What you are asked to do:
Find and copy each line of the records where the string "type" shows up.

• • • • • • •

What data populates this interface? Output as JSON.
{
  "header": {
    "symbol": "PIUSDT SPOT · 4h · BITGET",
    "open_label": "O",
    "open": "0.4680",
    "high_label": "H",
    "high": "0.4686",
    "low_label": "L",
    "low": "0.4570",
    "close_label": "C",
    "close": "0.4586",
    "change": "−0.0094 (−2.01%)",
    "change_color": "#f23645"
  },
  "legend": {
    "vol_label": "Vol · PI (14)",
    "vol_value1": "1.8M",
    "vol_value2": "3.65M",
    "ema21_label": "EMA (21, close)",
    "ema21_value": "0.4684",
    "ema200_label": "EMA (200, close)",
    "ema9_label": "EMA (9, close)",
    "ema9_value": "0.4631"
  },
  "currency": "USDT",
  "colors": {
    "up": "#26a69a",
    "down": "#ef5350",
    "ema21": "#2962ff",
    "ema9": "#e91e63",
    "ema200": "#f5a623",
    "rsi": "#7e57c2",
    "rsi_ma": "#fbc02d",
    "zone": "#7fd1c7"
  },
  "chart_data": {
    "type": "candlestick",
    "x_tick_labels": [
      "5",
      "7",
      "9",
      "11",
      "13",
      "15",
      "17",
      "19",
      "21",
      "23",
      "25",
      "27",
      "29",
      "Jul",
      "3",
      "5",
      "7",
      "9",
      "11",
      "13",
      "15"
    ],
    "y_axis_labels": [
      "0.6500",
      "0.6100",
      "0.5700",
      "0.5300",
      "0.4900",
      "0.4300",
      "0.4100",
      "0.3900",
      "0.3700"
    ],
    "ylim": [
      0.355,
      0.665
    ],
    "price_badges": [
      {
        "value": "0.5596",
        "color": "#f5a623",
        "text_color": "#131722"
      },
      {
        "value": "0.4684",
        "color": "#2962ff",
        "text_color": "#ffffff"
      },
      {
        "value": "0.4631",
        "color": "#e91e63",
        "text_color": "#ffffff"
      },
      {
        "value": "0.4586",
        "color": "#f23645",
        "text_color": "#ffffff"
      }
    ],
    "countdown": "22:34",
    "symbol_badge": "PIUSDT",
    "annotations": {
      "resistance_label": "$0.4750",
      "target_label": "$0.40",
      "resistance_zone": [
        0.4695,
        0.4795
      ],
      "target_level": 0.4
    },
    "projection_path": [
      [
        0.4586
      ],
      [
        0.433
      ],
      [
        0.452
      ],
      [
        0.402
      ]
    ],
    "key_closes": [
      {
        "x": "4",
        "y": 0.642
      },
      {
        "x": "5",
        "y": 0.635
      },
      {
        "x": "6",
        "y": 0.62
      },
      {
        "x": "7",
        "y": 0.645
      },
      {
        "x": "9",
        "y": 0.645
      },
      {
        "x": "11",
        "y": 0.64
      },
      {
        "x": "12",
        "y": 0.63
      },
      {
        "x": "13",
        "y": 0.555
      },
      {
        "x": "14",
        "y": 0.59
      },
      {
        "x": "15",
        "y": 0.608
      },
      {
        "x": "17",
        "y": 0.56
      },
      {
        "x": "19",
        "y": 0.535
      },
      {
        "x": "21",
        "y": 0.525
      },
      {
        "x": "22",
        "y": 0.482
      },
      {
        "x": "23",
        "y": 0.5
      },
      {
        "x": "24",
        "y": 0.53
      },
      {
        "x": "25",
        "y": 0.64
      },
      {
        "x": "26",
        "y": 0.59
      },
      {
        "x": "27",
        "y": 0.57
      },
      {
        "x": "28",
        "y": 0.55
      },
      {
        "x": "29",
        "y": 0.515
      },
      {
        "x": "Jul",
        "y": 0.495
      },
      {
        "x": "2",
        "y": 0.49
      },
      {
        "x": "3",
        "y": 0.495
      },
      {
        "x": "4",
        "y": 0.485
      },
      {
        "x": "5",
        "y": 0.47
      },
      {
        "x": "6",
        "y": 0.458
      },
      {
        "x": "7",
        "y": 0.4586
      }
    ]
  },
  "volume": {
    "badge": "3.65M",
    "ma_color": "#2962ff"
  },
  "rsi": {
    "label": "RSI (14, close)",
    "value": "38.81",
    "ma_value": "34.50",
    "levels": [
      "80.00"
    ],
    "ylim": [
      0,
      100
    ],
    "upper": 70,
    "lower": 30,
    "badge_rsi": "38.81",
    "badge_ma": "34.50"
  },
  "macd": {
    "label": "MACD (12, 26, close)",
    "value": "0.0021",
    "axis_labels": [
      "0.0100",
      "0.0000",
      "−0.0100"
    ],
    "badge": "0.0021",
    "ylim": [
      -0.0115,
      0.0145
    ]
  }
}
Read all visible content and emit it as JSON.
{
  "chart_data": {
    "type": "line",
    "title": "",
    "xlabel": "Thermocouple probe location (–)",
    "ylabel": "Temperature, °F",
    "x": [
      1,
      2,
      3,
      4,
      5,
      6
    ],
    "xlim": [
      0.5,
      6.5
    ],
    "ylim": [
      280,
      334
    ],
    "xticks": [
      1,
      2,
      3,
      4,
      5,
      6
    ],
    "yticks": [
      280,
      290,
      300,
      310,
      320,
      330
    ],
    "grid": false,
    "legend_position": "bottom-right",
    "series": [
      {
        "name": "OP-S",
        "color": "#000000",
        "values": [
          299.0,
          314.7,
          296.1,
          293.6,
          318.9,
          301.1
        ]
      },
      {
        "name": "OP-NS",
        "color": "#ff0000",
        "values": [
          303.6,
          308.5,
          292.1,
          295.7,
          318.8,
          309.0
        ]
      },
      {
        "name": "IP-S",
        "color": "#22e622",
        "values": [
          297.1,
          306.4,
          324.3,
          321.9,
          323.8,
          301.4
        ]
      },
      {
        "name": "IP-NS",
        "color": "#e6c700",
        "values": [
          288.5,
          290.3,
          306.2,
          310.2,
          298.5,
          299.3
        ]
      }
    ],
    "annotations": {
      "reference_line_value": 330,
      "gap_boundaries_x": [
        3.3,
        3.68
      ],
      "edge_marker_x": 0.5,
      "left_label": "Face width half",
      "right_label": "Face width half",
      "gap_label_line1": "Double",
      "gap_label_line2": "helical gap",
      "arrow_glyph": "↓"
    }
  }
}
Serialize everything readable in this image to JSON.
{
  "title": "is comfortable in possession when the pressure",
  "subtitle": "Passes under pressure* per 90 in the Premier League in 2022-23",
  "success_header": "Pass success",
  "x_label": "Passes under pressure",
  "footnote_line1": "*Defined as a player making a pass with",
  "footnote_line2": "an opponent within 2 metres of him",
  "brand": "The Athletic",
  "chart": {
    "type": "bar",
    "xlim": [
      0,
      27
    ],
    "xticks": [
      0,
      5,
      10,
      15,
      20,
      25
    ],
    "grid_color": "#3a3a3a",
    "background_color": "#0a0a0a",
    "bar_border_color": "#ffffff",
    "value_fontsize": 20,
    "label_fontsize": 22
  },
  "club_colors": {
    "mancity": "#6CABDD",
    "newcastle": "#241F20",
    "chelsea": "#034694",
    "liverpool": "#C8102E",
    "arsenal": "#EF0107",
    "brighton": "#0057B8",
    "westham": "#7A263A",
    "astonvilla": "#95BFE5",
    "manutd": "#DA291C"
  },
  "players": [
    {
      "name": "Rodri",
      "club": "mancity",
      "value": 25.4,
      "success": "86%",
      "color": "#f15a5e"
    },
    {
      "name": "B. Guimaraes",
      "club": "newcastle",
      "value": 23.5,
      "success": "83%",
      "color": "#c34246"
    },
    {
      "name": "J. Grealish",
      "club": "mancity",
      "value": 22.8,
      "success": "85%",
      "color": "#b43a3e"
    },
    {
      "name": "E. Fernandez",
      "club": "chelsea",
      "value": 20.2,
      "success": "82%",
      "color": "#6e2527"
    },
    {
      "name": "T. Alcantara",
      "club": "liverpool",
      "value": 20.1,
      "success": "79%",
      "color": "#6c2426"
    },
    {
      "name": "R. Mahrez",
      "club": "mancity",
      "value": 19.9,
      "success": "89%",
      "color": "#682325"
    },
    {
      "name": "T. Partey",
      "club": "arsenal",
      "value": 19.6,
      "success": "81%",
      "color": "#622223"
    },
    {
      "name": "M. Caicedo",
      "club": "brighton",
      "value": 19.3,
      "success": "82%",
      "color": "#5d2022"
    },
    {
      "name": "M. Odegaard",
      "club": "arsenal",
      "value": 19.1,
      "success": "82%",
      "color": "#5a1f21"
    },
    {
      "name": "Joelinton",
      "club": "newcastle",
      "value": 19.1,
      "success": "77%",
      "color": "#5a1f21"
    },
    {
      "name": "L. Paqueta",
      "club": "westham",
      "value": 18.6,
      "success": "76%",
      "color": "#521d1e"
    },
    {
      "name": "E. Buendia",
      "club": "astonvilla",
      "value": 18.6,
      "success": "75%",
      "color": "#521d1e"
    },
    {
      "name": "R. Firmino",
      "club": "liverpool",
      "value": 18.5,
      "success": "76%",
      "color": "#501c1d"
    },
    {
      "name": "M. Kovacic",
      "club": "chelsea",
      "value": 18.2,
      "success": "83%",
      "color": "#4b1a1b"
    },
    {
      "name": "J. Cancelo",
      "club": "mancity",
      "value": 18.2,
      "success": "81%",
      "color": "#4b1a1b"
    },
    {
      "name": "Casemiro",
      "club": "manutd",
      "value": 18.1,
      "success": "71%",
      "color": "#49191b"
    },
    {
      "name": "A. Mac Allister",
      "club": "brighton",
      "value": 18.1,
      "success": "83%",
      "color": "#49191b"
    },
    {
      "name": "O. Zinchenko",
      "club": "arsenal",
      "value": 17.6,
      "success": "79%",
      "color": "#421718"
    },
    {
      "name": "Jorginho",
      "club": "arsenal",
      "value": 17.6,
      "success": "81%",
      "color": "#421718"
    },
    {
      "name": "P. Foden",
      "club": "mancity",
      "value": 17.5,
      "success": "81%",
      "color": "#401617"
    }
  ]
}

• • • • • • •

Result for this exercise:
    "type": "candlestick",
    "type": "line",
    "type": "bar",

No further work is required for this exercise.